Exercise description ->
Write out the full set of records below exactly.

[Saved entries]
__________________________________________________

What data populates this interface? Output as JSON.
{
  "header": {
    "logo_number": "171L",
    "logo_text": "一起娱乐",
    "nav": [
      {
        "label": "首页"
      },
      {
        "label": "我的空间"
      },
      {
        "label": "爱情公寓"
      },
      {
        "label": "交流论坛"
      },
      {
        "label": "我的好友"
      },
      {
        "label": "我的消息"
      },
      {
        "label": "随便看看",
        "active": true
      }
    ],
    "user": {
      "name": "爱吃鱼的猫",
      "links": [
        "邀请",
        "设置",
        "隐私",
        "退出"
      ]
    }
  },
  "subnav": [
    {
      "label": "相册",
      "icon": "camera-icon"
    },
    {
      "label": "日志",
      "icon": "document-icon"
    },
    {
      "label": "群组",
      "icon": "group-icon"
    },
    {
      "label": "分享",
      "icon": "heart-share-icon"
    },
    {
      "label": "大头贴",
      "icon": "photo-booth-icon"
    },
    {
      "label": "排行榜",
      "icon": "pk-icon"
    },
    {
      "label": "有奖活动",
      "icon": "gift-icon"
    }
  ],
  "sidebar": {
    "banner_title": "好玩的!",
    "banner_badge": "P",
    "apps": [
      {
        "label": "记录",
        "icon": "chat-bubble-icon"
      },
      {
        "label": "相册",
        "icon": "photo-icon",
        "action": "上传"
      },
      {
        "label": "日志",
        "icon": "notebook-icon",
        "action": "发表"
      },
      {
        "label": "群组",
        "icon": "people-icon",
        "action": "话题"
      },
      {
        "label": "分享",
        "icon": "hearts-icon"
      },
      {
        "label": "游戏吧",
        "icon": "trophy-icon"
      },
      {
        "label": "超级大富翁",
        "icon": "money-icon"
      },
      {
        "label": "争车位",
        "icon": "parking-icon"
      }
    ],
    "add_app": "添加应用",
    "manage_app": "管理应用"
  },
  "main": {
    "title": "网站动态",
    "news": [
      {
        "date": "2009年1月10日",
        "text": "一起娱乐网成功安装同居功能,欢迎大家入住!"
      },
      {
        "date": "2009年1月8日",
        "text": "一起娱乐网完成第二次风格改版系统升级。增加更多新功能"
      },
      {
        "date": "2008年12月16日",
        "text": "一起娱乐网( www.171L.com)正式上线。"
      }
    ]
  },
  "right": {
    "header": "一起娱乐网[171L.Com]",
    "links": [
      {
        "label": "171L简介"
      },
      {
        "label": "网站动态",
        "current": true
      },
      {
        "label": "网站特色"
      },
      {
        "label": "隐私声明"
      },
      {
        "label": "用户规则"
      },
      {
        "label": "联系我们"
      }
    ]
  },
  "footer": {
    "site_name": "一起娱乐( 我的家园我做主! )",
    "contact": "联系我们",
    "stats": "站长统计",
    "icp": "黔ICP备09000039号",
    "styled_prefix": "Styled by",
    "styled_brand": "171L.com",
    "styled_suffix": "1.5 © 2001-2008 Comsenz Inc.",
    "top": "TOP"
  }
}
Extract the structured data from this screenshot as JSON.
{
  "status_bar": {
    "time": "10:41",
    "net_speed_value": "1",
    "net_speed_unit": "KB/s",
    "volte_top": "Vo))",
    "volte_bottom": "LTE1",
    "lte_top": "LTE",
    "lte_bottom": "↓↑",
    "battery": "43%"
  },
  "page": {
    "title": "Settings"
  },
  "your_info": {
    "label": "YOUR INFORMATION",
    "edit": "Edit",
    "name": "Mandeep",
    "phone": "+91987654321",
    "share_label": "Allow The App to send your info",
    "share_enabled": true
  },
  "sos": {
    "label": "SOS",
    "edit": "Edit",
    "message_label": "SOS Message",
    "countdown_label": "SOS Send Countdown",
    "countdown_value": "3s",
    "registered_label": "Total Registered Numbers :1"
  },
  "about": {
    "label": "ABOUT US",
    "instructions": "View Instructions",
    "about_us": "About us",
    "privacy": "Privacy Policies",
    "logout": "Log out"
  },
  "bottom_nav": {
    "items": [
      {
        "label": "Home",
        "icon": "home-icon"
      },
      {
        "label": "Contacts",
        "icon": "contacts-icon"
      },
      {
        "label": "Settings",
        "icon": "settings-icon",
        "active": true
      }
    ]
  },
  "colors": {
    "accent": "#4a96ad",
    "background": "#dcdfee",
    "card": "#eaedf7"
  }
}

__________________________________________________

The output ->
What data populates this interface? Output as JSON.
{
  "header": {
    "logo_number": "171L",
    "logo_text": "一起娱乐",
    "nav": [
      {
        "label": "首页"
      },
      {
        "label": "我的空间"
      },
      {
        "label": "爱情公寓"
      },
      {
        "label": "交流论坛"
      },
      {
        "label": "我的好友"
      },
      {
        "label": "我的消息"
      },
      {
        "label": "随便看看",
        "active": true
      }
    ],
    "user": {
      "name": "爱吃鱼的猫",
      "links": [
        "邀请",
        "设置",
        "隐私",
        "退出"
      ]
    }
  },
  "subnav": [
    {
      "label": "相册",
      "icon": "camera-icon"
    },
    {
      "label": "日志",
      "icon": "document-icon"
    },
    {
      "label": "群组",
      "icon": "group-icon"
    },
    {
      "label": "分享",
      "icon": "heart-share-icon"
    },
    {
      "label": "大头贴",
      "icon": "photo-booth-icon"
    },
    {
      "label": "排行榜",
      "icon": "pk-icon"
    },
    {
      "label": "有奖活动",
      "icon": "gift-icon"
    }
  ],
  "sidebar": {
    "banner_title": "好玩的!",
    "banner_badge": "P",
    "apps": [
      {
        "label": "记录",
        "icon": "chat-bubble-icon"
      },
      {
        "label": "相册",
        "icon": "photo-icon",
        "action": "上传"
      },
      {
        "label": "日志",
        "icon": "notebook-icon",
        "action": "发表"
      },
      {
        "label": "群组",
        "icon": "people-icon",
        "action": "话题"
      },
      {
        "label": "分享",
        "icon": "hearts-icon"
      },
      {
        "label": "游戏吧",
        "icon": "trophy-icon"
      },
      {
        "label": "超级大富翁",
        "icon": "money-icon"
      },
      {
        "label": "争车位",
        "icon": "parking-icon"
      }
    ],
    "add_app": "添加应用",
    "manage_app": "管理应用"
  },
  "main": {
    "title": "网站动态",
    "news": [
      {
        "date": "2009年1月10日",
        "text": "一起娱乐网成功安装同居功能,欢迎大家入住!"
      },
      {
        "date": "2009年1月8日",
        "text": "一起娱乐网完成第二次风格改版系统升级。增加更多新功能"
      },
      {
        "date": "2008年12月16日",
        "text": "一起娱乐网( www.171L.com)正式上线。"
      }
    ]
  },
  "right": {
    "header": "一起娱乐网[171L.Com]",
    "links": [
      {
        "label": "171L简介"
      },
      {
        "label": "网站动态",
        "current": true
      },
      {
        "label": "网站特色"
      },
      {
        "label": "隐私声明"
      },
      {
        "label": "用户规则"
      },
      {
        "label": "联系我们"
      }
    ]
  },
  "footer": {
    "site_name": "一起娱乐( 我的家园我做主! )",
    "contact": "联系我们",
    "stats": "站长统计",
    "icp": "黔ICP备09000039号",
    "styled_prefix": "Styled by",
    "styled_brand": "171L.com",
    "styled_suffix": "1.5 © 2001-2008 Comsenz Inc.",
    "top": "TOP"
  }
}
Extract the structured data from this screenshot as JSON.
{
  "status_bar": {
    "time": "10:41",
    "net_speed_value": "1",
    "net_speed_unit": "KB/s",
    "volte_top": "Vo))",
    "volte_bottom": "LTE1",
    "lte_top": "LTE",
    "lte_bottom": "↓↑",
    "battery": "43%"
  },
  "page": {
    "title": "Settings"
  },
  "your_info": {
    "label": "YOUR INFORMATION",
    "edit": "Edit",
    "name": "Mandeep",
    "phone": "+91987654321",
    "share_label": "Allow The App to send your info",
    "share_enabled": true
  },
  "sos": {
    "label": "SOS",
    "edit": "Edit",
    "message_label": "SOS Message",
    "countdown_label": "SOS Send Countdown",
    "countdown_value": "3s",
    "registered_label": "Total Registered Numbers :1"
  },
  "about": {
    "label": "ABOUT US",
    "instructions": "View Instructions",
    "about_us": "About us",
    "privacy": "Privacy Policies",
    "logout": "Log out"
  },
  "bottom_nav": {
    "items": [
      {
        "label": "Home",
        "icon": "home-icon"
      },
      {
        "label": "Contacts",
        "icon": "contacts-icon"
      },
      {
        "label": "Settings",
        "icon": "settings-icon",
        "active": true
      }
    ]
  },
  "colors": {
    "accent": "#4a96ad",
    "background": "#dcdfee",
    "card": "#eaedf7"
  }
}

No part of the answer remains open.